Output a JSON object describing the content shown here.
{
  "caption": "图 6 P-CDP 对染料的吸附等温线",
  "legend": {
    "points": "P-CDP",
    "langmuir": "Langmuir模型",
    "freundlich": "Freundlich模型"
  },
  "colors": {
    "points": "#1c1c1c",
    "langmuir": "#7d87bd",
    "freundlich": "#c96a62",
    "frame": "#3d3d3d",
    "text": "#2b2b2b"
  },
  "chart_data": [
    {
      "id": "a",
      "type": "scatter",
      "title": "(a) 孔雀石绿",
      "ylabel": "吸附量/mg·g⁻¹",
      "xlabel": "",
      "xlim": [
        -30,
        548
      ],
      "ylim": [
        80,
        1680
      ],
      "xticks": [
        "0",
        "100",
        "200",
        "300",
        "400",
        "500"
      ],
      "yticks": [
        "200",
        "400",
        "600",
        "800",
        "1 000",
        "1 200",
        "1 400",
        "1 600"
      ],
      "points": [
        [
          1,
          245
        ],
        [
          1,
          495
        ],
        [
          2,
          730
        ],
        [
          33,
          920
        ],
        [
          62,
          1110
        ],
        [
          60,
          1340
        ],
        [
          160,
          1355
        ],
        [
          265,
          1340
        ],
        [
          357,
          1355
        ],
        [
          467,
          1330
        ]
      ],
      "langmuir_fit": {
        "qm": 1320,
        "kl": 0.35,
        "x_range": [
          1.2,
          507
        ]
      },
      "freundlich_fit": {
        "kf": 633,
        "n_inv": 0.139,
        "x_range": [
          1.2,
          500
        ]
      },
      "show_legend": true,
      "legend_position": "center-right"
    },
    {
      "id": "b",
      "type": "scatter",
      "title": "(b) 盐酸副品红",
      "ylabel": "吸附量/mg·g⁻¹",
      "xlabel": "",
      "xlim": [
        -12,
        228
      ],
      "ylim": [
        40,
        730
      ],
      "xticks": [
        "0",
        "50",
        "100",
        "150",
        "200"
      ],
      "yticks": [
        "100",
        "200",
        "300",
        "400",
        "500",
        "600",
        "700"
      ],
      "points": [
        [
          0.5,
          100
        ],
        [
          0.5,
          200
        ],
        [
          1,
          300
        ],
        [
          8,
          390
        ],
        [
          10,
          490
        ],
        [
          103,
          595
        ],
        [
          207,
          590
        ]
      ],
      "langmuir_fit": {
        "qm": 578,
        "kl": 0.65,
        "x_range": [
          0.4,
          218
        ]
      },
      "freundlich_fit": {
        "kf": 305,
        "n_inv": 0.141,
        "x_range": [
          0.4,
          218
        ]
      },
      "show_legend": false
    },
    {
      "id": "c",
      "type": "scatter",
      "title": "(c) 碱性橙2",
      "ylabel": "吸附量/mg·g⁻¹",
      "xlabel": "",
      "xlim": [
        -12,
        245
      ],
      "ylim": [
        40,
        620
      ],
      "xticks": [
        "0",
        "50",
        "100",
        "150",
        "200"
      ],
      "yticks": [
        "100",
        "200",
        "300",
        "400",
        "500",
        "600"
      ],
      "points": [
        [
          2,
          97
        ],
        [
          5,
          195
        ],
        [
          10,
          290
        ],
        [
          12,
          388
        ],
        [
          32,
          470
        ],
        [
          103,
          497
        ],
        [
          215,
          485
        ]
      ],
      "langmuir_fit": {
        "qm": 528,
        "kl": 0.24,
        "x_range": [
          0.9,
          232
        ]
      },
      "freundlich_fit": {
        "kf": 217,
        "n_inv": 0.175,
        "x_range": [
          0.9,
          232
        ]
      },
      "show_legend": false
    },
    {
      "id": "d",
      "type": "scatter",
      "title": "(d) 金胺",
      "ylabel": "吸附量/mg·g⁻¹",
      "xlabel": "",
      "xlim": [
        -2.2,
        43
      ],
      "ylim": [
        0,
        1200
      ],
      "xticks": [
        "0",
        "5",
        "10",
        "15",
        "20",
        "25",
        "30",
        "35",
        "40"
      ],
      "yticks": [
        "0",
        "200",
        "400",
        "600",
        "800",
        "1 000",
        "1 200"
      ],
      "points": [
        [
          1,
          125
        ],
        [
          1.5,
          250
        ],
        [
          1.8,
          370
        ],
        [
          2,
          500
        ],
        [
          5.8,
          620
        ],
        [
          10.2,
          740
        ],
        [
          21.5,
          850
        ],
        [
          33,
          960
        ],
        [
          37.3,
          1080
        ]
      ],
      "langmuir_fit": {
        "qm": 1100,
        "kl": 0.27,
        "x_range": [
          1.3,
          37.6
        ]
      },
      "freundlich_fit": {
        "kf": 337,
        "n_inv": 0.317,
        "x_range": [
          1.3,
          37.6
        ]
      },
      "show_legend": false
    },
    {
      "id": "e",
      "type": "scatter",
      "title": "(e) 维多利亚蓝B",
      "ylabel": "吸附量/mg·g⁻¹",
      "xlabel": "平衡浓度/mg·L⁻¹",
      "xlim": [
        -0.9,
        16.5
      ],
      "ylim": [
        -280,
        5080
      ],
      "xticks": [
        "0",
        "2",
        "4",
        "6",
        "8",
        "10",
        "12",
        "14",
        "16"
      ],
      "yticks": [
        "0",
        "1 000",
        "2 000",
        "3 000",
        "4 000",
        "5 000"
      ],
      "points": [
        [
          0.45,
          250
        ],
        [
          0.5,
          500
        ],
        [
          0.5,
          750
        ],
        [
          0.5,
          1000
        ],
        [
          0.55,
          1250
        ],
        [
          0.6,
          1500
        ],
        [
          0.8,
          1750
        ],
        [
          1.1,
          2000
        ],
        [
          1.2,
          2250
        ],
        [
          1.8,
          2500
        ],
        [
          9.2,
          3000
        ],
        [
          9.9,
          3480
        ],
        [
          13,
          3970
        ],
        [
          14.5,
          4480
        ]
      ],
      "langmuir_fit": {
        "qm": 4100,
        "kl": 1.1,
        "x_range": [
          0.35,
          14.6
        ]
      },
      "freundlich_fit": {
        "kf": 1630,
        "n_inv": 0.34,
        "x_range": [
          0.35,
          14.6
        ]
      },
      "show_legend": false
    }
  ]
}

— Task instructions —
Restate the listing above word for word.

— Result —
Output a JSON object describing the content shown here.
{
  "caption": "图 6 P-CDP 对染料的吸附等温线",
  "legend": {
    "points": "P-CDP",
    "langmuir": "Langmuir模型",
    "freundlich": "Freundlich模型"
  },
  "colors": {
    "points": "#1c1c1c",
    "langmuir": "#7d87bd",
    "freundlich": "#c96a62",
    "frame": "#3d3d3d",
    "text": "#2b2b2b"
  },
  "chart_data": [
    {
      "id": "a",
      "type": "scatter",
      "title": "(a) 孔雀石绿",
      "ylabel": "吸附量/mg·g⁻¹",
      "xlabel": "",
      "xlim": [
        -30,
        548
      ],
      "ylim": [
        80,
        1680
      ],
      "xticks": [
        "0",
        "100",
        "200",
        "300",
        "400",
        "500"
      ],
      "yticks": [
        "200",
        "400",
        "600",
        "800",
        "1 000",
        "1 200",
        "1 400",
        "1 600"
      ],
      "points": [
        [
          1,
          245
        ],
        [
          1,
          495
        ],
        [
          2,
          730
        ],
        [
          33,
          920
        ],
        [
          62,
          1110
        ],
        [
          60,
          1340
        ],
        [
          160,
          1355
        ],
        [
          265,
          1340
        ],
        [
          357,
          1355
        ],
        [
          467,
          1330
        ]
      ],
      "langmuir_fit": {
        "qm": 1320,
        "kl": 0.35,
        "x_range": [
          1.2,
          507
        ]
      },
      "freundlich_fit": {
        "kf": 633,
        "n_inv": 0.139,
        "x_range": [
          1.2,
          500
        ]
      },
      "show_legend": true,
      "legend_position": "center-right"
    },
    {
      "id": "b",
      "type": "scatter",
      "title": "(b) 盐酸副品红",
      "ylabel": "吸附量/mg·g⁻¹",
      "xlabel": "",
      "xlim": [
        -12,
        228
      ],
      "ylim": [
        40,
        730
      ],
      "xticks": [
        "0",
        "50",
        "100",
        "150",
        "200"
      ],
      "yticks": [
        "100",
        "200",
        "300",
        "400",
        "500",
        "600",
        "700"
      ],
      "points": [
        [
          0.5,
          100
        ],
        [
          0.5,
          200
        ],
        [
          1,
          300
        ],
        [
          8,
          390
        ],
        [
          10,
          490
        ],
        [
          103,
          595
        ],
        [
          207,
          590
        ]
      ],
      "langmuir_fit": {
        "qm": 578,
        "kl": 0.65,
        "x_range": [
          0.4,
          218
        ]
      },
      "freundlich_fit": {
        "kf": 305,
        "n_inv": 0.141,
        "x_range": [
          0.4,
          218
        ]
      },
      "show_legend": false
    },
    {
      "id": "c",
      "type": "scatter",
      "title": "(c) 碱性橙2",
      "ylabel": "吸附量/mg·g⁻¹",
      "xlabel": "",
      "xlim": [
        -12,
        245
      ],
      "ylim": [
        40,
        620
      ],
      "xticks": [
        "0",
        "50",
        "100",
        "150",
        "200"
      ],
      "yticks": [
        "100",
        "200",
        "300",
        "400",
        "500",
        "600"
      ],
      "points": [
        [
          2,
          97
        ],
        [
          5,
          195
        ],
        [
          10,
          290
        ],
        [
          12,
          388
        ],
        [
          32,
          470
        ],
        [
          103,
          497
        ],
        [
          215,
          485
        ]
      ],
      "langmuir_fit": {
        "qm": 528,
        "kl": 0.24,
        "x_range": [
          0.9,
          232
        ]
      },
      "freundlich_fit": {
        "kf": 217,
        "n_inv": 0.175,
        "x_range": [
          0.9,
          232
        ]
      },
      "show_legend": false
    },
    {
      "id": "d",
      "type": "scatter",
      "title": "(d) 金胺",
      "ylabel": "吸附量/mg·g⁻¹",
      "xlabel": "",
      "xlim": [
        -2.2,
        43
      ],
      "ylim": [
        0,
        1200
      ],
      "xticks": [
        "0",
        "5",
        "10",
        "15",
        "20",
        "25",
        "30",
        "35",
        "40"
      ],
      "yticks": [
        "0",
        "200",
        "400",
        "600",
        "800",
        "1 000",
        "1 200"
      ],
      "points": [
        [
          1,
          125
        ],
        [
          1.5,
          250
        ],
        [
          1.8,
          370
        ],
        [
          2,
          500
        ],
        [
          5.8,
          620
        ],
        [
          10.2,
          740
        ],
        [
          21.5,
          850
        ],
        [
          33,
          960
        ],
        [
          37.3,
          1080
        ]
      ],
      "langmuir_fit": {
        "qm": 1100,
        "kl": 0.27,
        "x_range": [
          1.3,
          37.6
        ]
      },
      "freundlich_fit": {
        "kf": 337,
        "n_inv": 0.317,
        "x_range": [
          1.3,
          37.6
        ]
      },
      "show_legend": false
    },
    {
      "id": "e",
      "type": "scatter",
      "title": "(e) 维多利亚蓝B",
      "ylabel": "吸附量/mg·g⁻¹",
      "xlabel": "平衡浓度/mg·L⁻¹",
      "xlim": [
        -0.9,
        16.5
      ],
      "ylim": [
        -280,
        5080
      ],
      "xticks": [
        "0",
        "2",
        "4",
        "6",
        "8",
        "10",
        "12",
        "14",
        "16"
      ],
      "yticks": [
        "0",
        "1 000",
        "2 000",
        "3 000",
        "4 000",
        "5 000"
      ],
      "points": [
        [
          0.45,
          250
        ],
        [
          0.5,
          500
        ],
        [
          0.5,
          750
        ],
        [
          0.5,
          1000
        ],
        [
          0.55,
          1250
        ],
        [
          0.6,
          1500
        ],
        [
          0.8,
          1750
        ],
        [
          1.1,
          2000
        ],
        [
          1.2,
          2250
        ],
        [
          1.8,
          2500
        ],
        [
          9.2,
          3000
        ],
        [
          9.9,
          3480
        ],
        [
          13,
          3970
        ],
        [
          14.5,
          4480
        ]
      ],
      "langmuir_fit": {
        "qm": 4100,
        "kl": 1.1,
        "x_range": [
          0.35,
          14.6
        ]
      },
      "freundlich_fit": {
        "kf": 1630,
        "n_inv": 0.34,
        "x_range": [
          0.35,
          14.6
        ]
      },
      "show_legend": false
    }
  ]
}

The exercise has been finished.